Do this: Extract all of the data and reproduce it precisely.

━━━━━━━━━━━━━━━━

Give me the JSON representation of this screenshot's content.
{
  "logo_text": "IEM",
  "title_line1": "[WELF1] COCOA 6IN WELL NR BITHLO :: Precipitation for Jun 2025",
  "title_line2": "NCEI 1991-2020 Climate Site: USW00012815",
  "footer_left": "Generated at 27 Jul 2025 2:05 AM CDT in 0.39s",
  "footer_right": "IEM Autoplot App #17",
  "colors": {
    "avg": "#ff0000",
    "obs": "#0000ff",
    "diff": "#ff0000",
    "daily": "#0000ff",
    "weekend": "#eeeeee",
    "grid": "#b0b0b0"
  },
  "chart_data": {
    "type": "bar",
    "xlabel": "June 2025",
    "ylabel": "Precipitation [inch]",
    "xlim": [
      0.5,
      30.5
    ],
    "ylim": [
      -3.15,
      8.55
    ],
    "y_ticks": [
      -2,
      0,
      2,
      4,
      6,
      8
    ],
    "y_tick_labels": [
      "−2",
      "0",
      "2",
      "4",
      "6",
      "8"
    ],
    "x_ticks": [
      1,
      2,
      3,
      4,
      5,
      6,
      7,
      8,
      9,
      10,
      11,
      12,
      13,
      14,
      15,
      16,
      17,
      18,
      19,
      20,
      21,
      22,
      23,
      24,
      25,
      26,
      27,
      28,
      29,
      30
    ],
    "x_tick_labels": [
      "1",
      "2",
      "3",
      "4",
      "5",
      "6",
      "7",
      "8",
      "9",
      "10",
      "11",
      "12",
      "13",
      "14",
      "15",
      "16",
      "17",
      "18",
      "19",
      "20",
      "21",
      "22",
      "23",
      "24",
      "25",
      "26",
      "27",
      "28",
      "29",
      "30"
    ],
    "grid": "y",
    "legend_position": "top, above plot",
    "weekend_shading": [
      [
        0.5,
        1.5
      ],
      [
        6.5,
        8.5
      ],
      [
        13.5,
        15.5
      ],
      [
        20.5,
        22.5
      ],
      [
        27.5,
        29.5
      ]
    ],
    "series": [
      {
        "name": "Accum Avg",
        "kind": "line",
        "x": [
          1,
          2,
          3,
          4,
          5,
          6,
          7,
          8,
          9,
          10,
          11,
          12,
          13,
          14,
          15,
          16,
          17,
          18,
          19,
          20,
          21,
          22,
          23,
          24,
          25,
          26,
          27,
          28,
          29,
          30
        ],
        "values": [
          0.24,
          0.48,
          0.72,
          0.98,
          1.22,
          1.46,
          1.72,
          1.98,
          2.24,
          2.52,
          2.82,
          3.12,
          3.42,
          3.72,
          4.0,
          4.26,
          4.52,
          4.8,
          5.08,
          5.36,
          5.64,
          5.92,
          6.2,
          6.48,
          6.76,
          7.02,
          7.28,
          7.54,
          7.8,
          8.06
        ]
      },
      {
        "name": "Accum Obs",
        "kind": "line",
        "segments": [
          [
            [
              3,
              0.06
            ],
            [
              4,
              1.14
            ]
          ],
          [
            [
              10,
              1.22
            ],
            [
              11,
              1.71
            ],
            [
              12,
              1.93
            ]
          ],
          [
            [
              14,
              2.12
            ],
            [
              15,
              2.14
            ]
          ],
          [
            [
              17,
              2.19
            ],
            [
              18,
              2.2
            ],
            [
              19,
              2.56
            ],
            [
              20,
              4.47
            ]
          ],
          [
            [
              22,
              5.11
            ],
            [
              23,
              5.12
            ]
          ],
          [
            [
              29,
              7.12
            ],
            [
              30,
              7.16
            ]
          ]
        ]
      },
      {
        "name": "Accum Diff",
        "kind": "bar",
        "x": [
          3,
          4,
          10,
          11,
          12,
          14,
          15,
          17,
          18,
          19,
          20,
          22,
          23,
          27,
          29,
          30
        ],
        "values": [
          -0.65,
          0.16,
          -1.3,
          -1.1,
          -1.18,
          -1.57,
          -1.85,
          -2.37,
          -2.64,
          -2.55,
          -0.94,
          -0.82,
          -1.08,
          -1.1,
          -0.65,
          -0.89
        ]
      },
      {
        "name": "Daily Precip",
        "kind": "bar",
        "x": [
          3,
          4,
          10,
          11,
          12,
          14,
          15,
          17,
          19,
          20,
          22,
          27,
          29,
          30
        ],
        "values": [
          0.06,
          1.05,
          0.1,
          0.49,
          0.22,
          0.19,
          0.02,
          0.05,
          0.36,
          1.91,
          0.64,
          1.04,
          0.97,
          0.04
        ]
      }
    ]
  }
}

━━━━━━━━━━━━━━━━

Output below:
Give me the JSON representation of this screenshot's content.
{
  "logo_text": "IEM",
  "title_line1": "[WELF1] COCOA 6IN WELL NR BITHLO :: Precipitation for Jun 2025",
  "title_line2": "NCEI 1991-2020 Climate Site: USW00012815",
  "footer_left": "Generated at 27 Jul 2025 2:05 AM CDT in 0.39s",
  "footer_right": "IEM Autoplot App #17",
  "colors": {
    "avg": "#ff0000",
    "obs": "#0000ff",
    "diff": "#ff0000",
    "daily": "#0000ff",
    "weekend": "#eeeeee",
    "grid": "#b0b0b0"
  },
  "chart_data": {
    "type": "bar",
    "xlabel": "June 2025",
    "ylabel": "Precipitation [inch]",
    "xlim": [
      0.5,
      30.5
    ],
    "ylim": [
      -3.15,
      8.55
    ],
    "y_ticks": [
      -2,
      0,
      2,
      4,
      6,
      8
    ],
    "y_tick_labels": [
      "−2",
      "0",
      "2",
      "4",
      "6",
      "8"
    ],
    "x_ticks": [
      1,
      2,
      3,
      4,
      5,
      6,
      7,
      8,
      9,
      10,
      11,
      12,
      13,
      14,
      15,
      16,
      17,
      18,
      19,
      20,
      21,
      22,
      23,
      24,
      25,
      26,
      27,
      28,
      29,
      30
    ],
    "x_tick_labels": [
      "1",
      "2",
      "3",
      "4",
      "5",
      "6",
      "7",
      "8",
      "9",
      "10",
      "11",
      "12",
      "13",
      "14",
      "15",
      "16",
      "17",
      "18",
      "19",
      "20",
      "21",
      "22",
      "23",
      "24",
      "25",
      "26",
      "27",
      "28",
      "29",
      "30"
    ],
    "grid": "y",
    "legend_position": "top, above plot",
    "weekend_shading": [
      [
        0.5,
        1.5
      ],
      [
        6.5,
        8.5
      ],
      [
        13.5,
        15.5
      ],
      [
        20.5,
        22.5
      ],
      [
        27.5,
        29.5
      ]
    ],
    "series": [
      {
        "name": "Accum Avg",
        "kind": "line",
        "x": [
          1,
          2,
          3,
          4,
          5,
          6,
          7,
          8,
          9,
          10,
          11,
          12,
          13,
          14,
          15,
          16,
          17,
          18,
          19,
          20,
          21,
          22,
          23,
          24,
          25,
          26,
          27,
          28,
          29,
          30
        ],
        "values": [
          0.24,
          0.48,
          0.72,
          0.98,
          1.22,
          1.46,
          1.72,
          1.98,
          2.24,
          2.52,
          2.82,
          3.12,
          3.42,
          3.72,
          4.0,
          4.26,
          4.52,
          4.8,
          5.08,
          5.36,
          5.64,
          5.92,
          6.2,
          6.48,
          6.76,
          7.02,
          7.28,
          7.54,
          7.8,
          8.06
        ]
      },
      {
        "name": "Accum Obs",
        "kind": "line",
        "segments": [
          [
            [
              3,
              0.06
            ],
            [
              4,
              1.14
            ]
          ],
          [
            [
              10,
              1.22
            ],
            [
              11,
              1.71
            ],
            [
              12,
              1.93
            ]
          ],
          [
            [
              14,
              2.12
            ],
            [
              15,
              2.14
            ]
          ],
          [
            [
              17,
              2.19
            ],
            [
              18,
              2.2
            ],
            [
              19,
              2.56
            ],
            [
              20,
              4.47
            ]
          ],
          [
            [
              22,
              5.11
            ],
            [
              23,
              5.12
            ]
          ],
          [
            [
              29,
              7.12
            ],
            [
              30,
              7.16
            ]
          ]
        ]
      },
      {
        "name": "Accum Diff",
        "kind": "bar",
        "x": [
          3,
          4,
          10,
          11,
          12,
          14,
          15,
          17,
          18,
          19,
          20,
          22,
          23,
          27,
          29,
          30
        ],
        "values": [
          -0.65,
          0.16,
          -1.3,
          -1.1,
          -1.18,
          -1.57,
          -1.85,
          -2.37,
          -2.64,
          -2.55,
          -0.94,
          -0.82,
          -1.08,
          -1.1,
          -0.65,
          -0.89
        ]
      },
      {
        "name": "Daily Precip",
        "kind": "bar",
        "x": [
          3,
          4,
          10,
          11,
          12,
          14,
          15,
          17,
          19,
          20,
          22,
          27,
          29,
          30
        ],
        "values": [
          0.06,
          1.05,
          0.1,
          0.49,
          0.22,
          0.19,
          0.02,
          0.05,
          0.36,
          1.91,
          0.64,
          1.04,
          0.97,
          0.04
        ]
      }
    ]
  }
}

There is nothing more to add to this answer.